Copy the following material line for line, without changing anything, and leave out the pictures.

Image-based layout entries
[start]
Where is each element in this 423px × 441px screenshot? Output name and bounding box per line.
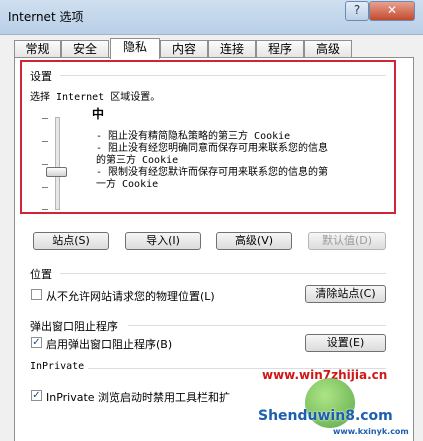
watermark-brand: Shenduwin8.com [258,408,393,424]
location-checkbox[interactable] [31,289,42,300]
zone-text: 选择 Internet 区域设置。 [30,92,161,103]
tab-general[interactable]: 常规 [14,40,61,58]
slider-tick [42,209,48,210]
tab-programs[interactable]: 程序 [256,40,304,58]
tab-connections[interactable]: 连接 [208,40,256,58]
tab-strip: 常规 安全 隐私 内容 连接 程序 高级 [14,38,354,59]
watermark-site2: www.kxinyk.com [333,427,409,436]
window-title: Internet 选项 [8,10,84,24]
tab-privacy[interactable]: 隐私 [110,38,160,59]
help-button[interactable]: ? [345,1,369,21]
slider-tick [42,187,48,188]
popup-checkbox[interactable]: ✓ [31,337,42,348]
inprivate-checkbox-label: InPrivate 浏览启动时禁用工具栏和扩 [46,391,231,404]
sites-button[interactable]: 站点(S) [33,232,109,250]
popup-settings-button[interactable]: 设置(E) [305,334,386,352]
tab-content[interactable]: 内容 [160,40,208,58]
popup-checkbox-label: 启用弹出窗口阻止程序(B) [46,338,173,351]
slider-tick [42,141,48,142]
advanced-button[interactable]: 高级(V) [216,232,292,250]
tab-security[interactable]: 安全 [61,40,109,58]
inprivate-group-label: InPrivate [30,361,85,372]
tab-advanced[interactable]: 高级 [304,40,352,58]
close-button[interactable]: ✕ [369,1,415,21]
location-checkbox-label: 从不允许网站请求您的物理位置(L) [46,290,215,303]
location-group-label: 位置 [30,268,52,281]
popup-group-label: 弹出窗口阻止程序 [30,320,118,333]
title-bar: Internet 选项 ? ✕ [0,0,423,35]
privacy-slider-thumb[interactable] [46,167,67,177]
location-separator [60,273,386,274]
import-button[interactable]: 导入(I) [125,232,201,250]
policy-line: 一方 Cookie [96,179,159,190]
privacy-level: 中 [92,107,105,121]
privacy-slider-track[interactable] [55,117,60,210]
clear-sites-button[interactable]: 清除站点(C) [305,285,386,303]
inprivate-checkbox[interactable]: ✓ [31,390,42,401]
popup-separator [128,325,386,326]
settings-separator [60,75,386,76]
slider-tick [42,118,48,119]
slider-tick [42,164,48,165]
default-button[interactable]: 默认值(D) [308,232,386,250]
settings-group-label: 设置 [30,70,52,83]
[end]
• **The solution**:
Where is each element in this 423px × 441px screenshot? Output name and bounding box per line.
watermark-brand: Shenduwin8.com [258,408,393,424]
location-checkbox[interactable] [31,289,42,300]
zone-text: 选择 Internet 区域设置。 [30,92,161,103]
tab-general[interactable]: 常规 [14,40,61,58]
slider-tick [42,209,48,210]
tab-programs[interactable]: 程序 [256,40,304,58]
tab-connections[interactable]: 连接 [208,40,256,58]
tab-strip: 常规 安全 隐私 内容 连接 程序 高级 [14,38,354,59]
watermark-site2: www.kxinyk.com [333,427,409,436]
window-title: Internet 选项 [8,10,84,24]
tab-privacy[interactable]: 隐私 [110,38,160,59]
help-button[interactable]: ? [345,1,369,21]
slider-tick [42,187,48,188]
popup-checkbox[interactable]: ✓ [31,337,42,348]
inprivate-checkbox-label: InPrivate 浏览启动时禁用工具栏和扩 [46,391,231,404]
sites-button[interactable]: 站点(S) [33,232,109,250]
popup-settings-button[interactable]: 设置(E) [305,334,386,352]
tab-content[interactable]: 内容 [160,40,208,58]
popup-checkbox-label: 启用弹出窗口阻止程序(B) [46,338,173,351]
slider-tick [42,141,48,142]
advanced-button[interactable]: 高级(V) [216,232,292,250]
tab-security[interactable]: 安全 [61,40,109,58]
inprivate-group-label: InPrivate [30,361,85,372]
tab-advanced[interactable]: 高级 [304,40,352,58]
close-button[interactable]: ✕ [369,1,415,21]
location-checkbox-label: 从不允许网站请求您的物理位置(L) [46,290,215,303]
location-group-label: 位置 [30,268,52,281]
popup-group-label: 弹出窗口阻止程序 [30,320,118,333]
title-bar: Internet 选项 ? ✕ [0,0,423,35]
privacy-slider-thumb[interactable] [46,167,67,177]
location-separator [60,273,386,274]
import-button[interactable]: 导入(I) [125,232,201,250]
policy-line: 一方 Cookie [96,179,159,190]
privacy-level: 中 [92,107,105,121]
privacy-slider-track[interactable] [55,117,60,210]
clear-sites-button[interactable]: 清除站点(C) [305,285,386,303]
inprivate-checkbox[interactable]: ✓ [31,390,42,401]
popup-separator [128,325,386,326]
settings-separator [60,75,386,76]
slider-tick [42,118,48,119]
slider-tick [42,164,48,165]
default-button[interactable]: 默认值(D) [308,232,386,250]
settings-group-label: 设置 [30,70,52,83]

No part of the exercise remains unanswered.